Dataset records
Begin
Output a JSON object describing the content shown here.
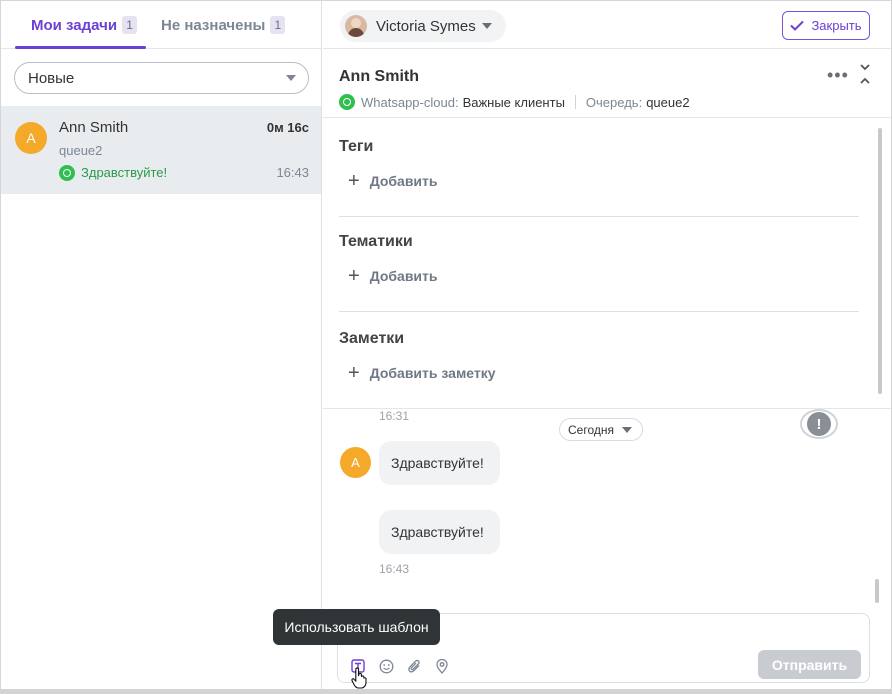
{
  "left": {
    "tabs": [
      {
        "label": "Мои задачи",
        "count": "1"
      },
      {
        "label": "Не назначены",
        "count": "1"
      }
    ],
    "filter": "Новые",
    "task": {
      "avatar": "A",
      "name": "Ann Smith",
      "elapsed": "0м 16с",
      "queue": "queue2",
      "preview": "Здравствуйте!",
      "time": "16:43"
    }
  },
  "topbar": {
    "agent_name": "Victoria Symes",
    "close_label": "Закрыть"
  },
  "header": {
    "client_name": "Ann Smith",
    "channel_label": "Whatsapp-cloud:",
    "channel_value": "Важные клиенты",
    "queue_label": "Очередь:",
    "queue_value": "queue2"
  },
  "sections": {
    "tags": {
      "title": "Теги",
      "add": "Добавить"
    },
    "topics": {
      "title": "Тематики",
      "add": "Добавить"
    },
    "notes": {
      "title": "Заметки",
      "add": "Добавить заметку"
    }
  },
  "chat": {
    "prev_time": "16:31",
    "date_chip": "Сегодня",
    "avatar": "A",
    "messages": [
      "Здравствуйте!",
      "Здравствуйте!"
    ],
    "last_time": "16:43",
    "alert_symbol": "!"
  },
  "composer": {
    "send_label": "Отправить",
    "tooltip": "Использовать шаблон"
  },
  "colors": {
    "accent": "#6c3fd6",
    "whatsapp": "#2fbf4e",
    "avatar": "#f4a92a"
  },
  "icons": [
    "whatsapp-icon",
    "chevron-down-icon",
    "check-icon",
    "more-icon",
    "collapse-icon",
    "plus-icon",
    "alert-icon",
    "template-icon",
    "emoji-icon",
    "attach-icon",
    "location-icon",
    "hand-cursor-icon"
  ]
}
End
WHAT THE EXERCISE ASKS
The records above are to be reproduced exactly; the pictures are to be left out.

EXERCISE ANSWER
Output a JSON object describing the content shown here.
{
  "left": {
    "tabs": [
      {
        "label": "Мои задачи",
        "count": "1"
      },
      {
        "label": "Не назначены",
        "count": "1"
      }
    ],
    "filter": "Новые",
    "task": {
      "avatar": "A",
      "name": "Ann Smith",
      "elapsed": "0м 16с",
      "queue": "queue2",
      "preview": "Здравствуйте!",
      "time": "16:43"
    }
  },
  "topbar": {
    "agent_name": "Victoria Symes",
    "close_label": "Закрыть"
  },
  "header": {
    "client_name": "Ann Smith",
    "channel_label": "Whatsapp-cloud:",
    "channel_value": "Важные клиенты",
    "queue_label": "Очередь:",
    "queue_value": "queue2"
  },
  "sections": {
    "tags": {
      "title": "Теги",
      "add": "Добавить"
    },
    "topics": {
      "title": "Тематики",
      "add": "Добавить"
    },
    "notes": {
      "title": "Заметки",
      "add": "Добавить заметку"
    }
  },
  "chat": {
    "prev_time": "16:31",
    "date_chip": "Сегодня",
    "avatar": "A",
    "messages": [
      "Здравствуйте!",
      "Здравствуйте!"
    ],
    "last_time": "16:43",
    "alert_symbol": "!"
  },
  "composer": {
    "send_label": "Отправить",
    "tooltip": "Использовать шаблон"
  },
  "colors": {
    "accent": "#6c3fd6",
    "whatsapp": "#2fbf4e",
    "avatar": "#f4a92a"
  },
  "icons": [
    "whatsapp-icon",
    "chevron-down-icon",
    "check-icon",
    "more-icon",
    "collapse-icon",
    "plus-icon",
    "alert-icon",
    "template-icon",
    "emoji-icon",
    "attach-icon",
    "location-icon",
    "hand-cursor-icon"
  ]
}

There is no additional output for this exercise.